-- Problem to work on --
Return the whole listing, keeping every character the same.

---- Items

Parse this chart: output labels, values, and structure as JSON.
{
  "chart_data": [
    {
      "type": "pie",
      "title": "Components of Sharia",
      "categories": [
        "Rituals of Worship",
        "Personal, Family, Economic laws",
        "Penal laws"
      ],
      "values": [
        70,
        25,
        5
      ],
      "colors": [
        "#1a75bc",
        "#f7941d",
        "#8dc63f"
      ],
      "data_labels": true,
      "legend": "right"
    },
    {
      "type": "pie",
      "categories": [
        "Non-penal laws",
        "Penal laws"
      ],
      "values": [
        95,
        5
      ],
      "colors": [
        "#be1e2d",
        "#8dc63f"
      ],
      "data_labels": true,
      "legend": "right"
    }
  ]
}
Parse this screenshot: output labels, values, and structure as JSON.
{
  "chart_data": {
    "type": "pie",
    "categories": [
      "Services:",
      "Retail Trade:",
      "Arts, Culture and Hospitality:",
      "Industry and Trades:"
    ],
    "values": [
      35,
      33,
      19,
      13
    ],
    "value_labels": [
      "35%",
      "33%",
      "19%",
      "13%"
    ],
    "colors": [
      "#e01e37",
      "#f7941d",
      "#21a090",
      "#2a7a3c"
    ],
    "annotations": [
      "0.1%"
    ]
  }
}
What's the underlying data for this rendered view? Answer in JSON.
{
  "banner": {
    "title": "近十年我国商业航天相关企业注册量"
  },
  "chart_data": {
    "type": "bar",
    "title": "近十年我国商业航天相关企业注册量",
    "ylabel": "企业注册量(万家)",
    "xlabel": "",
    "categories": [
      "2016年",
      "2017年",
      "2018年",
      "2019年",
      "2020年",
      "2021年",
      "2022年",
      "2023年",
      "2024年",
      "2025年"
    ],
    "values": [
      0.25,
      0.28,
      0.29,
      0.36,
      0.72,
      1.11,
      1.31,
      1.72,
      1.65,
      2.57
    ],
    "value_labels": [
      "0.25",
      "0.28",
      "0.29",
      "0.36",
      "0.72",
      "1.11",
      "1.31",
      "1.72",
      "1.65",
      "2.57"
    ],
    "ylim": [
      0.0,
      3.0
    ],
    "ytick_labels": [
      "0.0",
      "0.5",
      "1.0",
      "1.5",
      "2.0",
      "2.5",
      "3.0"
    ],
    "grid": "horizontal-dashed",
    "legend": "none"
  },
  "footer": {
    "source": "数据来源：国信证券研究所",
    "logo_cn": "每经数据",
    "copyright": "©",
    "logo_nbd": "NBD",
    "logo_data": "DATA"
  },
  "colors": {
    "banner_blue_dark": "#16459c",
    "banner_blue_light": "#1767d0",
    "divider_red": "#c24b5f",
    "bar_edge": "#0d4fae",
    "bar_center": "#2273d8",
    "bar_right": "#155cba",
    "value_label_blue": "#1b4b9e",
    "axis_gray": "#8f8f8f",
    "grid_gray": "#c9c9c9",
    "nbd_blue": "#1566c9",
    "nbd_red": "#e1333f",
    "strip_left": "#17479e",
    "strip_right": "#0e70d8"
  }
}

--------

-- Worked answer --
Parse this chart: output labels, values, and structure as JSON.
{
  "chart_data": [
    {
      "type": "pie",
      "title": "Components of Sharia",
      "categories": [
        "Rituals of Worship",
        "Personal, Family, Economic laws",
        "Penal laws"
      ],
      "values": [
        70,
        25,
        5
      ],
      "colors": [
        "#1a75bc",
        "#f7941d",
        "#8dc63f"
      ],
      "data_labels": true,
      "legend": "right"
    },
    {
      "type": "pie",
      "categories": [
        "Non-penal laws",
        "Penal laws"
      ],
      "values": [
        95,
        5
      ],
      "colors": [
        "#be1e2d",
        "#8dc63f"
      ],
      "data_labels": true,
      "legend": "right"
    }
  ]
}
Parse this screenshot: output labels, values, and structure as JSON.
{
  "chart_data": {
    "type": "pie",
    "categories": [
      "Services:",
      "Retail Trade:",
      "Arts, Culture and Hospitality:",
      "Industry and Trades:"
    ],
    "values": [
      35,
      33,
      19,
      13
    ],
    "value_labels": [
      "35%",
      "33%",
      "19%",
      "13%"
    ],
    "colors": [
      "#e01e37",
      "#f7941d",
      "#21a090",
      "#2a7a3c"
    ],
    "annotations": [
      "0.1%"
    ]
  }
}
What's the underlying data for this rendered view? Answer in JSON.
{
  "banner": {
    "title": "近十年我国商业航天相关企业注册量"
  },
  "chart_data": {
    "type": "bar",
    "title": "近十年我国商业航天相关企业注册量",
    "ylabel": "企业注册量(万家)",
    "xlabel": "",
    "categories": [
      "2016年",
      "2017年",
      "2018年",
      "2019年",
      "2020年",
      "2021年",
      "2022年",
      "2023年",
      "2024年",
      "2025年"
    ],
    "values": [
      0.25,
      0.28,
      0.29,
      0.36,
      0.72,
      1.11,
      1.31,
      1.72,
      1.65,
      2.57
    ],
    "value_labels": [
      "0.25",
      "0.28",
      "0.29",
      "0.36",
      "0.72",
      "1.11",
      "1.31",
      "1.72",
      "1.65",
      "2.57"
    ],
    "ylim": [
      0.0,
      3.0
    ],
    "ytick_labels": [
      "0.0",
      "0.5",
      "1.0",
      "1.5",
      "2.0",
      "2.5",
      "3.0"
    ],
    "grid": "horizontal-dashed",
    "legend": "none"
  },
  "footer": {
    "source": "数据来源：国信证券研究所",
    "logo_cn": "每经数据",
    "copyright": "©",
    "logo_nbd": "NBD",
    "logo_data": "DATA"
  },
  "colors": {
    "banner_blue_dark": "#16459c",
    "banner_blue_light": "#1767d0",
    "divider_red": "#c24b5f",
    "bar_edge": "#0d4fae",
    "bar_center": "#2273d8",
    "bar_right": "#155cba",
    "value_label_blue": "#1b4b9e",
    "axis_gray": "#8f8f8f",
    "grid_gray": "#c9c9c9",
    "nbd_blue": "#1566c9",
    "nbd_red": "#e1333f",
    "strip_left": "#17479e",
    "strip_right": "#0e70d8"
  }
}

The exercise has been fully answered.